The listing below should be written out exactly; please include all of it.

+ + + +

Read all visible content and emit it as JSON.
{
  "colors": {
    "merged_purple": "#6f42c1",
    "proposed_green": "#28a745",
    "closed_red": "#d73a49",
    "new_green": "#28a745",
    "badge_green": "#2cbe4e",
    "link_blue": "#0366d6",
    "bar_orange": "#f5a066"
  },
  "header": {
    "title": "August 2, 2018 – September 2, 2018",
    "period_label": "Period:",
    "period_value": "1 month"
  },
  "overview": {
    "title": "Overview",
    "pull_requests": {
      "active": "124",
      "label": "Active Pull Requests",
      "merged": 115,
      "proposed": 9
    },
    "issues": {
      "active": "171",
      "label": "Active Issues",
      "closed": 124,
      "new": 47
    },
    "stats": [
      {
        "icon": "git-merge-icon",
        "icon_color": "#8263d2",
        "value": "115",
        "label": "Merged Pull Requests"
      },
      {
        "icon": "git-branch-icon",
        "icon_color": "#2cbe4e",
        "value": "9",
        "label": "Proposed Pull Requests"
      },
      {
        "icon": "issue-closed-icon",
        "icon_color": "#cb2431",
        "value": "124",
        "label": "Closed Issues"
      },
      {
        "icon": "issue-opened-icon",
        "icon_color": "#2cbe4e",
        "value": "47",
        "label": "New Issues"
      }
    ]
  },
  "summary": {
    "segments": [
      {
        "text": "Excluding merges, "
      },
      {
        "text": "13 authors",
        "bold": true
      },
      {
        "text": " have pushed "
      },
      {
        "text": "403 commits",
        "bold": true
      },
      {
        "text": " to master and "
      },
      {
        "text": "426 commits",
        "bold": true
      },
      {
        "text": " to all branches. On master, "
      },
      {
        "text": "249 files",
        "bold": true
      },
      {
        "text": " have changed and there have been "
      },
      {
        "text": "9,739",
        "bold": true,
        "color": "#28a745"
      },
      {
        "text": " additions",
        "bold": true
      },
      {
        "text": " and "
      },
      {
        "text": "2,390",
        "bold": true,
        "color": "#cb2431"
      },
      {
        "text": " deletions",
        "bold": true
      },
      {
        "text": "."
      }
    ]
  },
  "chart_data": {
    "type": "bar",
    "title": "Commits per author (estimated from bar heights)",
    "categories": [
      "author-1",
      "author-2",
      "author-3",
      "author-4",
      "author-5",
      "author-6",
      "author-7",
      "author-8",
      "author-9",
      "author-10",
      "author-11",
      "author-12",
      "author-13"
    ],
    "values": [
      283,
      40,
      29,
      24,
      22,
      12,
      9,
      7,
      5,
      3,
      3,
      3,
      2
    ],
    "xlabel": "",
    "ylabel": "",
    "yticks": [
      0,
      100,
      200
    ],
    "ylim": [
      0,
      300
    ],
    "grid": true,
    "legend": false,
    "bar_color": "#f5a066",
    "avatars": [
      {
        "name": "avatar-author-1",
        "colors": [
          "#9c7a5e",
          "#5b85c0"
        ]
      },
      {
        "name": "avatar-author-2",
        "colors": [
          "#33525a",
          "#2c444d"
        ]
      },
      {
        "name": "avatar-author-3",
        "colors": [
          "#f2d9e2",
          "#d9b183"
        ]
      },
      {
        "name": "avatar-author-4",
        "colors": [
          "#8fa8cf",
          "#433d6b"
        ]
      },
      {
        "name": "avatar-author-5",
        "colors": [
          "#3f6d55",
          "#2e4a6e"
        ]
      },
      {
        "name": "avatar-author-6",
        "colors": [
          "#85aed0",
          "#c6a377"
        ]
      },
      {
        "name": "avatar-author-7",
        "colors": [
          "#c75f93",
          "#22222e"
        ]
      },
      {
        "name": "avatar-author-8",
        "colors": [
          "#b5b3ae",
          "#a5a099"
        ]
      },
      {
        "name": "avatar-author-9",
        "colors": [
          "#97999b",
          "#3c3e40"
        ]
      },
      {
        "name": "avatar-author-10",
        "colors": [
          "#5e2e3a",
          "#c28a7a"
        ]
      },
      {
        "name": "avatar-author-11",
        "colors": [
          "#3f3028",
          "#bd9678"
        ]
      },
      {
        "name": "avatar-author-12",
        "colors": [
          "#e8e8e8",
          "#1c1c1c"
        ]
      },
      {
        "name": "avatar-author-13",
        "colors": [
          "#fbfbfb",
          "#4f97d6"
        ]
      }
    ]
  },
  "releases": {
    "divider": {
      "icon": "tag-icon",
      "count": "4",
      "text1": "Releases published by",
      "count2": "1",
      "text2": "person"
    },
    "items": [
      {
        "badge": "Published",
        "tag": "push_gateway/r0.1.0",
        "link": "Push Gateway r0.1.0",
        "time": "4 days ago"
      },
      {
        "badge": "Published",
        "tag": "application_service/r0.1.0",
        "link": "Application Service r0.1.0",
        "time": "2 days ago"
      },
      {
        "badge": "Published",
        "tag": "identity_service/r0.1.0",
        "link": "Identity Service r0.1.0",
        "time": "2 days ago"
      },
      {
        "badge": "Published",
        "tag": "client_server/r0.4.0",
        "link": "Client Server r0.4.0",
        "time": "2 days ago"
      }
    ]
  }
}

+ + + +

▶ [Output of the exercise]
Read all visible content and emit it as JSON.
{
  "colors": {
    "merged_purple": "#6f42c1",
    "proposed_green": "#28a745",
    "closed_red": "#d73a49",
    "new_green": "#28a745",
    "badge_green": "#2cbe4e",
    "link_blue": "#0366d6",
    "bar_orange": "#f5a066"
  },
  "header": {
    "title": "August 2, 2018 – September 2, 2018",
    "period_label": "Period:",
    "period_value": "1 month"
  },
  "overview": {
    "title": "Overview",
    "pull_requests": {
      "active": "124",
      "label": "Active Pull Requests",
      "merged": 115,
      "proposed": 9
    },
    "issues": {
      "active": "171",
      "label": "Active Issues",
      "closed": 124,
      "new": 47
    },
    "stats": [
      {
        "icon": "git-merge-icon",
        "icon_color": "#8263d2",
        "value": "115",
        "label": "Merged Pull Requests"
      },
      {
        "icon": "git-branch-icon",
        "icon_color": "#2cbe4e",
        "value": "9",
        "label": "Proposed Pull Requests"
      },
      {
        "icon": "issue-closed-icon",
        "icon_color": "#cb2431",
        "value": "124",
        "label": "Closed Issues"
      },
      {
        "icon": "issue-opened-icon",
        "icon_color": "#2cbe4e",
        "value": "47",
        "label": "New Issues"
      }
    ]
  },
  "summary": {
    "segments": [
      {
        "text": "Excluding merges, "
      },
      {
        "text": "13 authors",
        "bold": true
      },
      {
        "text": " have pushed "
      },
      {
        "text": "403 commits",
        "bold": true
      },
      {
        "text": " to master and "
      },
      {
        "text": "426 commits",
        "bold": true
      },
      {
        "text": " to all branches. On master, "
      },
      {
        "text": "249 files",
        "bold": true
      },
      {
        "text": " have changed and there have been "
      },
      {
        "text": "9,739",
        "bold": true,
        "color": "#28a745"
      },
      {
        "text": " additions",
        "bold": true
      },
      {
        "text": " and "
      },
      {
        "text": "2,390",
        "bold": true,
        "color": "#cb2431"
      },
      {
        "text": " deletions",
        "bold": true
      },
      {
        "text": "."
      }
    ]
  },
  "chart_data": {
    "type": "bar",
    "title": "Commits per author (estimated from bar heights)",
    "categories": [
      "author-1",
      "author-2",
      "author-3",
      "author-4",
      "author-5",
      "author-6",
      "author-7",
      "author-8",
      "author-9",
      "author-10",
      "author-11",
      "author-12",
      "author-13"
    ],
    "values": [
      283,
      40,
      29,
      24,
      22,
      12,
      9,
      7,
      5,
      3,
      3,
      3,
      2
    ],
    "xlabel": "",
    "ylabel": "",
    "yticks": [
      0,
      100,
      200
    ],
    "ylim": [
      0,
      300
    ],
    "grid": true,
    "legend": false,
    "bar_color": "#f5a066",
    "avatars": [
      {
        "name": "avatar-author-1",
        "colors": [
          "#9c7a5e",
          "#5b85c0"
        ]
      },
      {
        "name": "avatar-author-2",
        "colors": [
          "#33525a",
          "#2c444d"
        ]
      },
      {
        "name": "avatar-author-3",
        "colors": [
          "#f2d9e2",
          "#d9b183"
        ]
      },
      {
        "name": "avatar-author-4",
        "colors": [
          "#8fa8cf",
          "#433d6b"
        ]
      },
      {
        "name": "avatar-author-5",
        "colors": [
          "#3f6d55",
          "#2e4a6e"
        ]
      },
      {
        "name": "avatar-author-6",
        "colors": [
          "#85aed0",
          "#c6a377"
        ]
      },
      {
        "name": "avatar-author-7",
        "colors": [
          "#c75f93",
          "#22222e"
        ]
      },
      {
        "name": "avatar-author-8",
        "colors": [
          "#b5b3ae",
          "#a5a099"
        ]
      },
      {
        "name": "avatar-author-9",
        "colors": [
          "#97999b",
          "#3c3e40"
        ]
      },
      {
        "name": "avatar-author-10",
        "colors": [
          "#5e2e3a",
          "#c28a7a"
        ]
      },
      {
        "name": "avatar-author-11",
        "colors": [
          "#3f3028",
          "#bd9678"
        ]
      },
      {
        "name": "avatar-author-12",
        "colors": [
          "#e8e8e8",
          "#1c1c1c"
        ]
      },
      {
        "name": "avatar-author-13",
        "colors": [
          "#fbfbfb",
          "#4f97d6"
        ]
      }
    ]
  },
  "releases": {
    "divider": {
      "icon": "tag-icon",
      "count": "4",
      "text1": "Releases published by",
      "count2": "1",
      "text2": "person"
    },
    "items": [
      {
        "badge": "Published",
        "tag": "push_gateway/r0.1.0",
        "link": "Push Gateway r0.1.0",
        "time": "4 days ago"
      },
      {
        "badge": "Published",
        "tag": "application_service/r0.1.0",
        "link": "Application Service r0.1.0",
        "time": "2 days ago"
      },
      {
        "badge": "Published",
        "tag": "identity_service/r0.1.0",
        "link": "Identity Service r0.1.0",
        "time": "2 days ago"
      },
      {
        "badge": "Published",
        "tag": "client_server/r0.4.0",
        "link": "Client Server r0.4.0",
        "time": "2 days ago"
      }
    ]
  }
}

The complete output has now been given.